• [What the task requires] Restate each line of the listing exactly, without carrying over any pictures.

• [Data records]
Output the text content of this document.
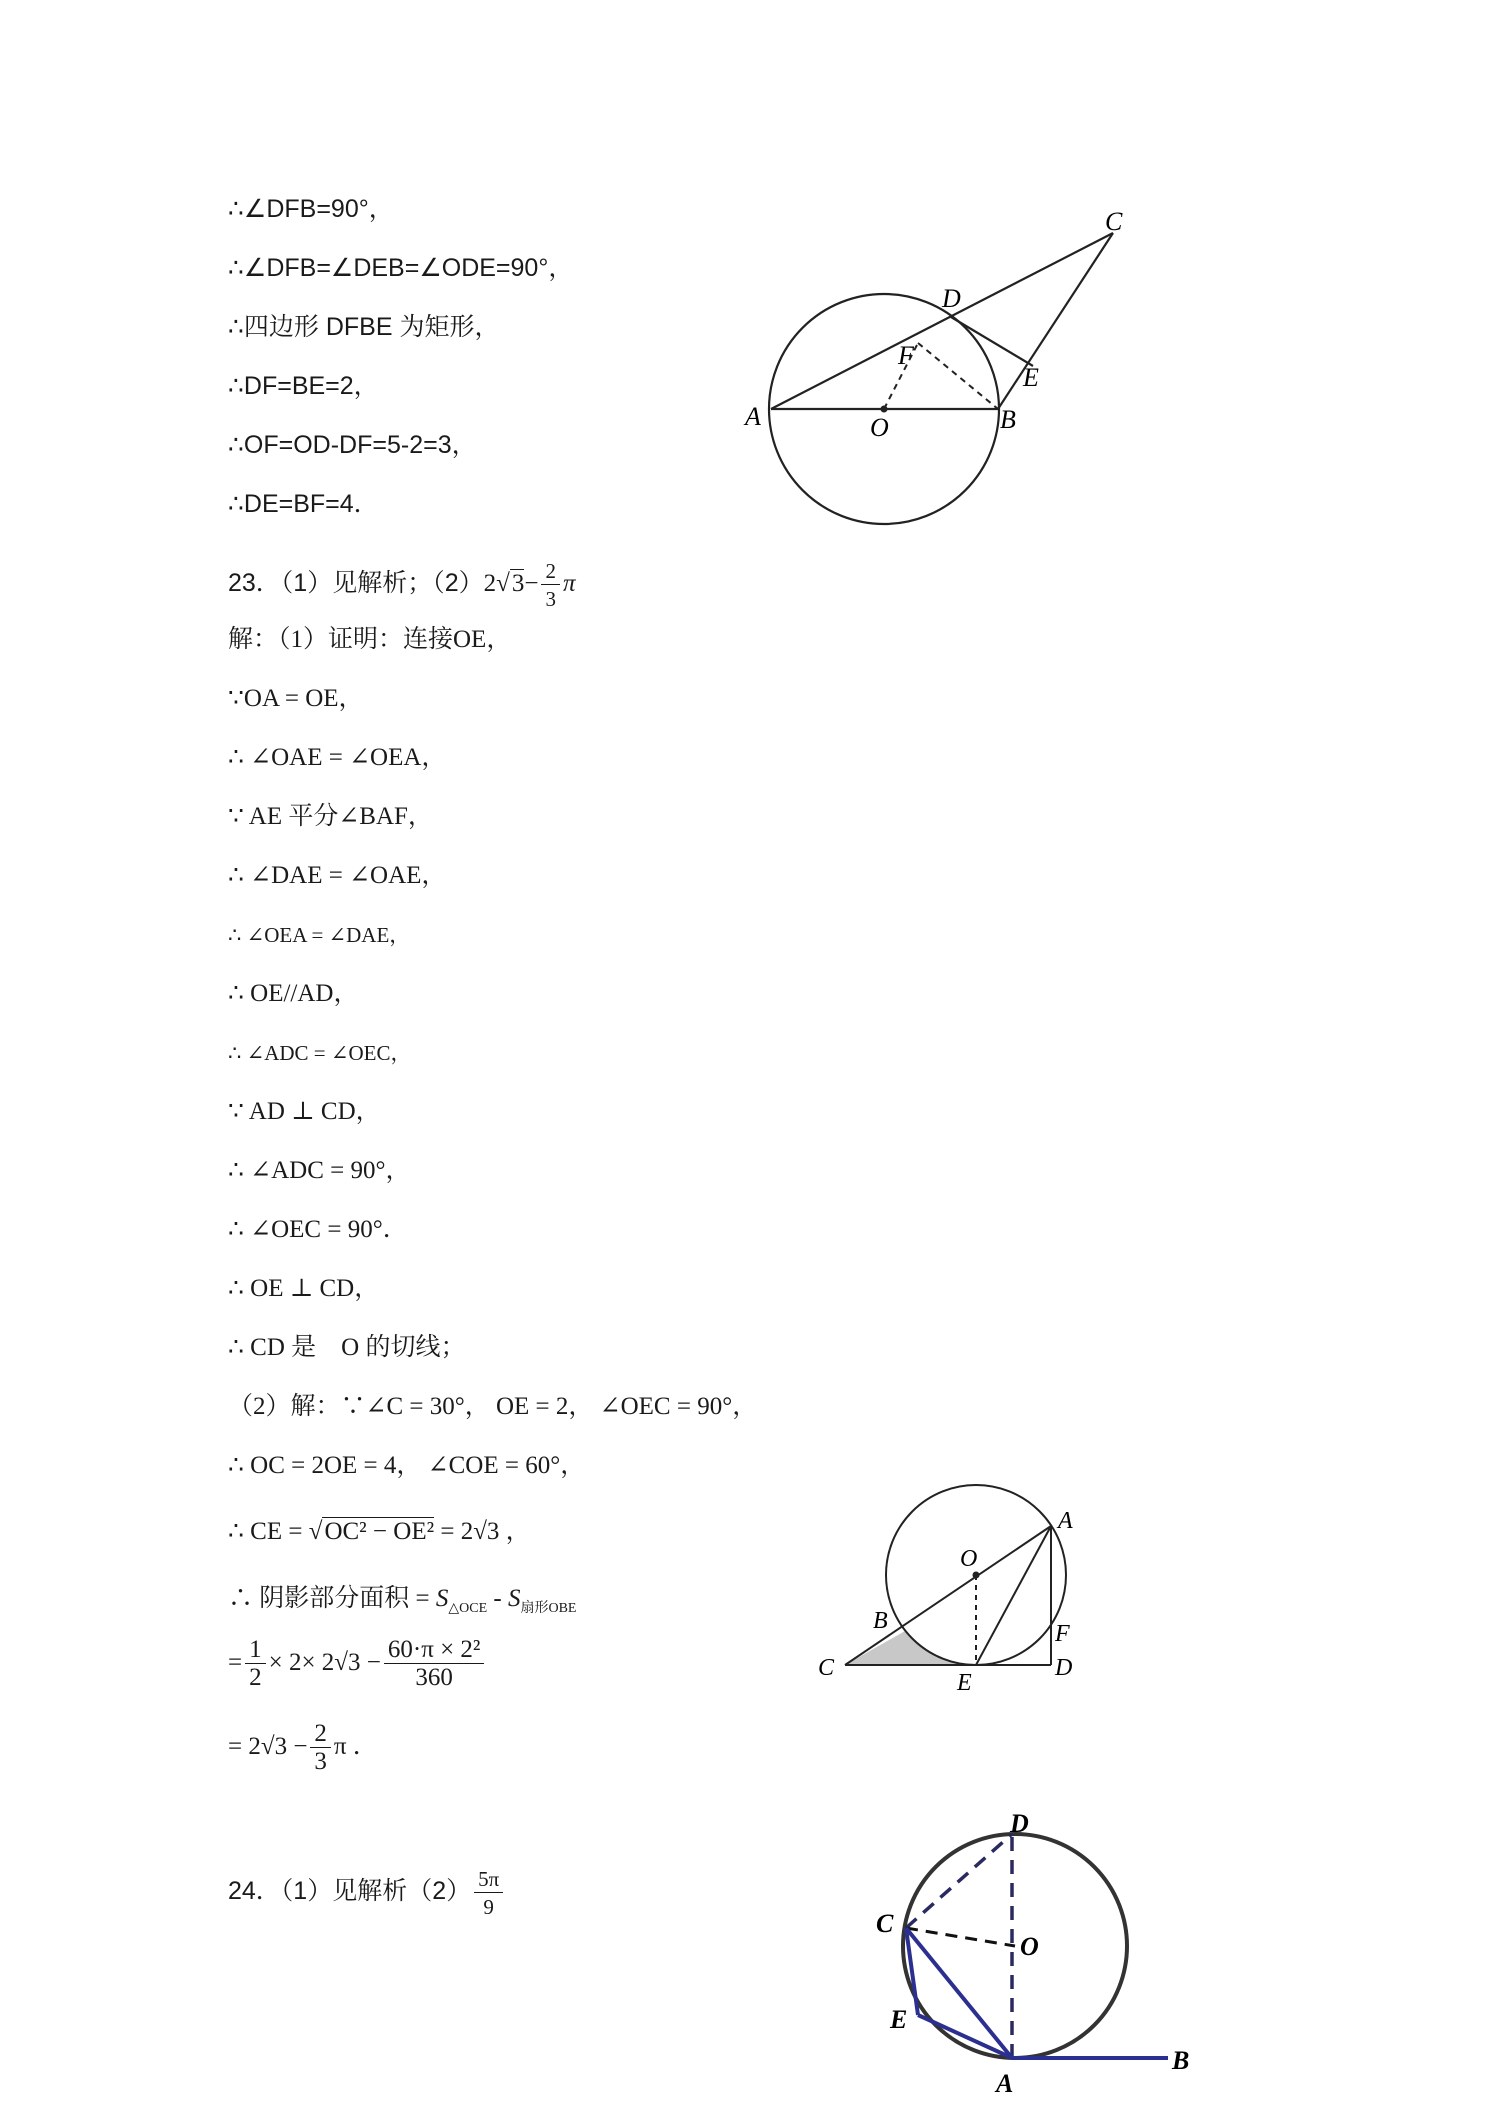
∴∠DFB=90°，
∴∠DFB=∠DEB=∠ODE=90°，
∴四边形 DFBE 为矩形，
∴DF=BE=2，
∴OF=OD-DF=5-2=3，
∴DE=BF=4．
23．（1）见解析；$(2)2√3- \frac{2}{3}$ π
解：（1）证明：连接OE，
∵OA = OE，
∴ ∠OAE = ∠OEA，
∵ AE 平分∠BAF，
∴ ∠DAE = ∠OAE，
∴ ∠OEA = ∠DAE，
∴ OE//AD，
∴ ∠ADC = ∠OEC，
∵ AD ⊥ CD，
∴ ∠ADC = 90°，
∴ ∠OEC = 90°．
∴ OE ⊥ CD，
∴ CD 是　O 的切线；
（2）解：∵∠C = 30°， OE = 2， ∠OEC = 90°，
∴ OC = 2OE = 4， ∠COE = 60°，
∴ CE = √OC² − OE² = 2√3 ，
∴ 阴影部分面积 = $S_{\triangle OCE} - S_{扇形OBE}$
= $\frac{1}{2} \times 2\times 2√3 - \frac{\text{60·π × 2²}}{360}$
= $2√3 - \frac{2}{3}$ π ．
24．（1）见解析$(2) \frac{5\pi}{9}$
C
D
F
E
A	O	B
A
O
B	F
C
E
D
D
C
O
E
A
B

• [Task solution]
Output the text content of this document.
∴∠DFB=90°，
∴∠DFB=∠DEB=∠ODE=90°，
∴四边形 DFBE 为矩形，
∴DF=BE=2，
∴OF=OD-DF=5-2=3，
∴DE=BF=4．
23．（1）见解析；$(2)2√3- \frac{2}{3}$ π
解：（1）证明：连接OE，
∵OA = OE，
∴ ∠OAE = ∠OEA，
∵ AE 平分∠BAF，
∴ ∠DAE = ∠OAE，
∴ ∠OEA = ∠DAE，
∴ OE//AD，
∴ ∠ADC = ∠OEC，
∵ AD ⊥ CD，
∴ ∠ADC = 90°，
∴ ∠OEC = 90°．
∴ OE ⊥ CD，
∴ CD 是　O 的切线；
（2）解：∵∠C = 30°， OE = 2， ∠OEC = 90°，
∴ OC = 2OE = 4， ∠COE = 60°，
∴ CE = √OC² − OE² = 2√3 ，
∴ 阴影部分面积 = $S_{\triangle OCE} - S_{扇形OBE}$
= $\frac{1}{2} \times 2\times 2√3 - \frac{\text{60·π × 2²}}{360}$
= $2√3 - \frac{2}{3}$ π ．
24．（1）见解析$(2) \frac{5\pi}{9}$
C
D
F
E
A	O	B
A
O
B	F
C
E
D
D
C
O
E
A
B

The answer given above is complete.